### MATERIAL SHOWN ###
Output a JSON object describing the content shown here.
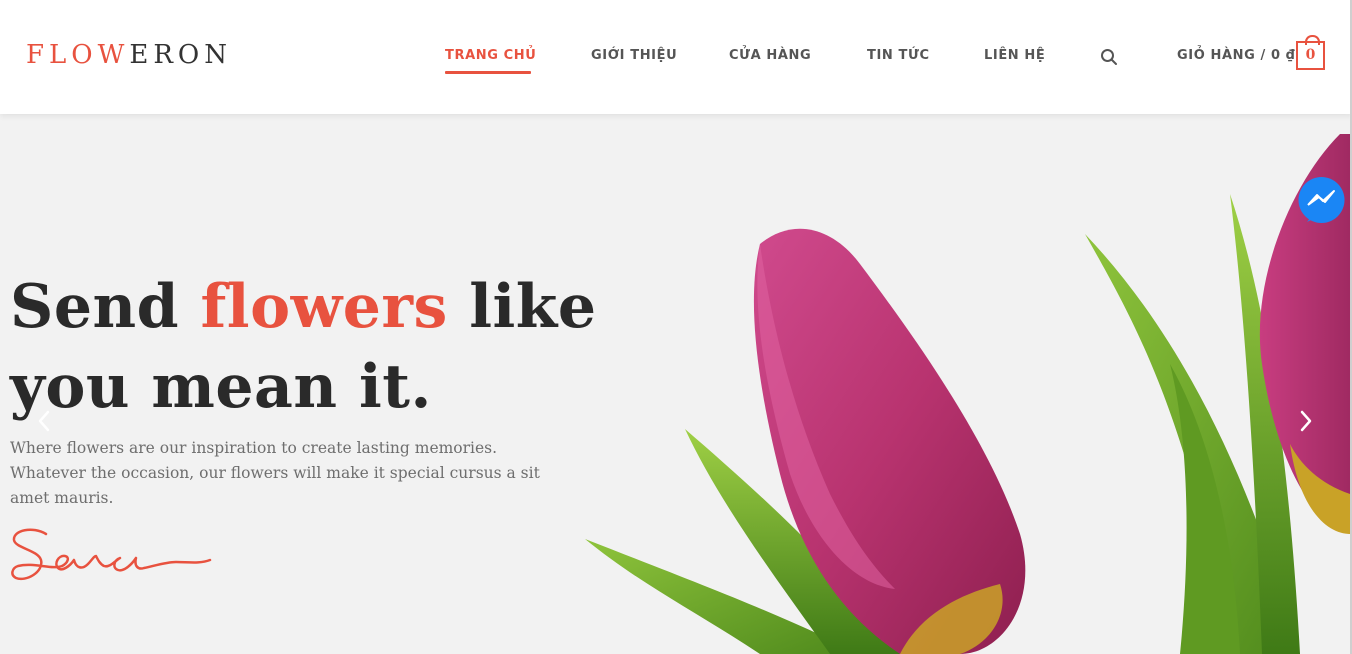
{
  "brand": {
    "logo_part1": "FLOW",
    "logo_part2": "ERON"
  },
  "nav": {
    "items": [
      {
        "label": "TRANG CHỦ",
        "active": true
      },
      {
        "label": "GIỚI THIỆU",
        "active": false
      },
      {
        "label": "CỬA HÀNG",
        "active": false
      },
      {
        "label": "TIN TỨC",
        "active": false
      },
      {
        "label": "LIÊN HỆ",
        "active": false
      }
    ],
    "search_icon": "search-icon"
  },
  "cart": {
    "label": "GIỎ HÀNG / 0 ₫",
    "count": "0",
    "icon": "shopping-bag-icon"
  },
  "hero": {
    "headline_part1": "Send ",
    "headline_accent": "flowers",
    "headline_part2": " like you mean it.",
    "description": "Where flowers are our inspiration to create lasting memories. Whatever the occasion, our flowers will make it special cursus a sit amet mauris.",
    "signature": "Sara",
    "prev_icon": "chevron-left-icon",
    "next_icon": "chevron-right-icon"
  },
  "chat": {
    "icon": "messenger-icon"
  },
  "colors": {
    "accent": "#e8523f",
    "nav_text": "#555555",
    "headline": "#2a2a2a",
    "hero_bg": "#f2f2f2",
    "messenger": "#0a7cff"
  }
}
###
TASK OBJECTIVE.
Except for the pictures, print the data above exactly.

THE REPLY.
Output a JSON object describing the content shown here.
{
  "brand": {
    "logo_part1": "FLOW",
    "logo_part2": "ERON"
  },
  "nav": {
    "items": [
      {
        "label": "TRANG CHỦ",
        "active": true
      },
      {
        "label": "GIỚI THIỆU",
        "active": false
      },
      {
        "label": "CỬA HÀNG",
        "active": false
      },
      {
        "label": "TIN TỨC",
        "active": false
      },
      {
        "label": "LIÊN HỆ",
        "active": false
      }
    ],
    "search_icon": "search-icon"
  },
  "cart": {
    "label": "GIỎ HÀNG / 0 ₫",
    "count": "0",
    "icon": "shopping-bag-icon"
  },
  "hero": {
    "headline_part1": "Send ",
    "headline_accent": "flowers",
    "headline_part2": " like you mean it.",
    "description": "Where flowers are our inspiration to create lasting memories. Whatever the occasion, our flowers will make it special cursus a sit amet mauris.",
    "signature": "Sara",
    "prev_icon": "chevron-left-icon",
    "next_icon": "chevron-right-icon"
  },
  "chat": {
    "icon": "messenger-icon"
  },
  "colors": {
    "accent": "#e8523f",
    "nav_text": "#555555",
    "headline": "#2a2a2a",
    "hero_bg": "#f2f2f2",
    "messenger": "#0a7cff"
  }
}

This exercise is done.